--- start Dataset ---

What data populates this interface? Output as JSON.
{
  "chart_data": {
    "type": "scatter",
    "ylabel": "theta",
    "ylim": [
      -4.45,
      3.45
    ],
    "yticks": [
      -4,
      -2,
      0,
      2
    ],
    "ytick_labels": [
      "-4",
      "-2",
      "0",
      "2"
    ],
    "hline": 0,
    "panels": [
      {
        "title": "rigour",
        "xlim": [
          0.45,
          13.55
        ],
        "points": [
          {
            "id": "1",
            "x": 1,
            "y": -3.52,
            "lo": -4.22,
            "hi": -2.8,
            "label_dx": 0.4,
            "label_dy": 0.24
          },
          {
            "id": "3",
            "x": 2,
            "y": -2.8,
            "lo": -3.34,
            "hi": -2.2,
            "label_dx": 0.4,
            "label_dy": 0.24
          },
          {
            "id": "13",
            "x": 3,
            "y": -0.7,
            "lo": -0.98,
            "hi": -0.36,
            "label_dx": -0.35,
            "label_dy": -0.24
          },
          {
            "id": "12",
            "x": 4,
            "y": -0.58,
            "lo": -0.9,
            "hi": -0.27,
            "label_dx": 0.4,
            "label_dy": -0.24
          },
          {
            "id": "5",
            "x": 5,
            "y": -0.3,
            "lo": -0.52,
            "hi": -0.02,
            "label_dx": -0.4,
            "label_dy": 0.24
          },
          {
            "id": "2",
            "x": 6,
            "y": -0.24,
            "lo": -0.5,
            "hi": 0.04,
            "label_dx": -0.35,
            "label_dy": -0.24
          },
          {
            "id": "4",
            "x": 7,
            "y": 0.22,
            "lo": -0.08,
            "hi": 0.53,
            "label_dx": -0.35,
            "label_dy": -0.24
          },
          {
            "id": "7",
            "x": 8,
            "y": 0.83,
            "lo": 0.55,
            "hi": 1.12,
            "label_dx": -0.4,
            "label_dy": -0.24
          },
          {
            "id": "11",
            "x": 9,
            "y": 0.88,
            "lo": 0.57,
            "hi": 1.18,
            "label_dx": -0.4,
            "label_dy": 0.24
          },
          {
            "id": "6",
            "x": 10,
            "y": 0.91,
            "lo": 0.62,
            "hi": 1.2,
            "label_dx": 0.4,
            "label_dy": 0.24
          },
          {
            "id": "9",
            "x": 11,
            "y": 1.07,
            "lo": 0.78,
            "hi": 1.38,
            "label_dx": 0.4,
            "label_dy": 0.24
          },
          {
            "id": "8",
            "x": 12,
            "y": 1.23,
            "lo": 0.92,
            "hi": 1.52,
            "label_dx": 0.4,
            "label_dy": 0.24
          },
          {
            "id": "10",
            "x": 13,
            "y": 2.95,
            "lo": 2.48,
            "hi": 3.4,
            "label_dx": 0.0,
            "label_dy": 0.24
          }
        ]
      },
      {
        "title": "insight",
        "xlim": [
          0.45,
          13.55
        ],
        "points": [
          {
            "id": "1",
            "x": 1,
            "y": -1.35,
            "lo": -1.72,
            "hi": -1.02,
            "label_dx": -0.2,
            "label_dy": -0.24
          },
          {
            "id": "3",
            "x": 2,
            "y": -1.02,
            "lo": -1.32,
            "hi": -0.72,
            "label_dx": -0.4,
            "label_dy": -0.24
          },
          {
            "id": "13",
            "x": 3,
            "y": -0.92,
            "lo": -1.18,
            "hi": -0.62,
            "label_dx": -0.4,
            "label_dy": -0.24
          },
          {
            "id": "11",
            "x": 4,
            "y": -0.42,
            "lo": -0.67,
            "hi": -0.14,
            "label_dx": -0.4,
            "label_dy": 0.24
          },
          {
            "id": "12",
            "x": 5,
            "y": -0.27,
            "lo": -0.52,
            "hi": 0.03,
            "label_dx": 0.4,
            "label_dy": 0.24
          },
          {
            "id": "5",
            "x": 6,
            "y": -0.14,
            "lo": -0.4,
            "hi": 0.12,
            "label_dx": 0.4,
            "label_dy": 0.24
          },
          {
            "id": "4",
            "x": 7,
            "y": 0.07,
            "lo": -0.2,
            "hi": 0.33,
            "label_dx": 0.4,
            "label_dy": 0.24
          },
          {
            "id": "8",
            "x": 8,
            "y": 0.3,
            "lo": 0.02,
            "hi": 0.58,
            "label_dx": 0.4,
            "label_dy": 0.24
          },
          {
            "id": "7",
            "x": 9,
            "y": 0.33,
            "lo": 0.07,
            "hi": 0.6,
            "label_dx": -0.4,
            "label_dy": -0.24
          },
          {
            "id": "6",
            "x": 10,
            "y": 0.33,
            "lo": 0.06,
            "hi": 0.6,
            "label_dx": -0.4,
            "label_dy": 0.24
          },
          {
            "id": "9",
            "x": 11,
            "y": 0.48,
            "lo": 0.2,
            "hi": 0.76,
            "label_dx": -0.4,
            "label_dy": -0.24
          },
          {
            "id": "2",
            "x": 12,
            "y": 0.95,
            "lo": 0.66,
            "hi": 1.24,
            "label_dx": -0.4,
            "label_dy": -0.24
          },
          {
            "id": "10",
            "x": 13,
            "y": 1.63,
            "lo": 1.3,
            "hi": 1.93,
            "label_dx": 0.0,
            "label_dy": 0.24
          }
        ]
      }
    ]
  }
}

--- end Dataset ---

> [What the task requires]: Give every line of the material again, exactly as it reads.

> [Output]:
What data populates this interface? Output as JSON.
{
  "chart_data": {
    "type": "scatter",
    "ylabel": "theta",
    "ylim": [
      -4.45,
      3.45
    ],
    "yticks": [
      -4,
      -2,
      0,
      2
    ],
    "ytick_labels": [
      "-4",
      "-2",
      "0",
      "2"
    ],
    "hline": 0,
    "panels": [
      {
        "title": "rigour",
        "xlim": [
          0.45,
          13.55
        ],
        "points": [
          {
            "id": "1",
            "x": 1,
            "y": -3.52,
            "lo": -4.22,
            "hi": -2.8,
            "label_dx": 0.4,
            "label_dy": 0.24
          },
          {
            "id": "3",
            "x": 2,
            "y": -2.8,
            "lo": -3.34,
            "hi": -2.2,
            "label_dx": 0.4,
            "label_dy": 0.24
          },
          {
            "id": "13",
            "x": 3,
            "y": -0.7,
            "lo": -0.98,
            "hi": -0.36,
            "label_dx": -0.35,
            "label_dy": -0.24
          },
          {
            "id": "12",
            "x": 4,
            "y": -0.58,
            "lo": -0.9,
            "hi": -0.27,
            "label_dx": 0.4,
            "label_dy": -0.24
          },
          {
            "id": "5",
            "x": 5,
            "y": -0.3,
            "lo": -0.52,
            "hi": -0.02,
            "label_dx": -0.4,
            "label_dy": 0.24
          },
          {
            "id": "2",
            "x": 6,
            "y": -0.24,
            "lo": -0.5,
            "hi": 0.04,
            "label_dx": -0.35,
            "label_dy": -0.24
          },
          {
            "id": "4",
            "x": 7,
            "y": 0.22,
            "lo": -0.08,
            "hi": 0.53,
            "label_dx": -0.35,
            "label_dy": -0.24
          },
          {
            "id": "7",
            "x": 8,
            "y": 0.83,
            "lo": 0.55,
            "hi": 1.12,
            "label_dx": -0.4,
            "label_dy": -0.24
          },
          {
            "id": "11",
            "x": 9,
            "y": 0.88,
            "lo": 0.57,
            "hi": 1.18,
            "label_dx": -0.4,
            "label_dy": 0.24
          },
          {
            "id": "6",
            "x": 10,
            "y": 0.91,
            "lo": 0.62,
            "hi": 1.2,
            "label_dx": 0.4,
            "label_dy": 0.24
          },
          {
            "id": "9",
            "x": 11,
            "y": 1.07,
            "lo": 0.78,
            "hi": 1.38,
            "label_dx": 0.4,
            "label_dy": 0.24
          },
          {
            "id": "8",
            "x": 12,
            "y": 1.23,
            "lo": 0.92,
            "hi": 1.52,
            "label_dx": 0.4,
            "label_dy": 0.24
          },
          {
            "id": "10",
            "x": 13,
            "y": 2.95,
            "lo": 2.48,
            "hi": 3.4,
            "label_dx": 0.0,
            "label_dy": 0.24
          }
        ]
      },
      {
        "title": "insight",
        "xlim": [
          0.45,
          13.55
        ],
        "points": [
          {
            "id": "1",
            "x": 1,
            "y": -1.35,
            "lo": -1.72,
            "hi": -1.02,
            "label_dx": -0.2,
            "label_dy": -0.24
          },
          {
            "id": "3",
            "x": 2,
            "y": -1.02,
            "lo": -1.32,
            "hi": -0.72,
            "label_dx": -0.4,
            "label_dy": -0.24
          },
          {
            "id": "13",
            "x": 3,
            "y": -0.92,
            "lo": -1.18,
            "hi": -0.62,
            "label_dx": -0.4,
            "label_dy": -0.24
          },
          {
            "id": "11",
            "x": 4,
            "y": -0.42,
            "lo": -0.67,
            "hi": -0.14,
            "label_dx": -0.4,
            "label_dy": 0.24
          },
          {
            "id": "12",
            "x": 5,
            "y": -0.27,
            "lo": -0.52,
            "hi": 0.03,
            "label_dx": 0.4,
            "label_dy": 0.24
          },
          {
            "id": "5",
            "x": 6,
            "y": -0.14,
            "lo": -0.4,
            "hi": 0.12,
            "label_dx": 0.4,
            "label_dy": 0.24
          },
          {
            "id": "4",
            "x": 7,
            "y": 0.07,
            "lo": -0.2,
            "hi": 0.33,
            "label_dx": 0.4,
            "label_dy": 0.24
          },
          {
            "id": "8",
            "x": 8,
            "y": 0.3,
            "lo": 0.02,
            "hi": 0.58,
            "label_dx": 0.4,
            "label_dy": 0.24
          },
          {
            "id": "7",
            "x": 9,
            "y": 0.33,
            "lo": 0.07,
            "hi": 0.6,
            "label_dx": -0.4,
            "label_dy": -0.24
          },
          {
            "id": "6",
            "x": 10,
            "y": 0.33,
            "lo": 0.06,
            "hi": 0.6,
            "label_dx": -0.4,
            "label_dy": 0.24
          },
          {
            "id": "9",
            "x": 11,
            "y": 0.48,
            "lo": 0.2,
            "hi": 0.76,
            "label_dx": -0.4,
            "label_dy": -0.24
          },
          {
            "id": "2",
            "x": 12,
            "y": 0.95,
            "lo": 0.66,
            "hi": 1.24,
            "label_dx": -0.4,
            "label_dy": -0.24
          },
          {
            "id": "10",
            "x": 13,
            "y": 1.63,
            "lo": 1.3,
            "hi": 1.93,
            "label_dx": 0.0,
            "label_dy": 0.24
          }
        ]
      }
    ]
  }
}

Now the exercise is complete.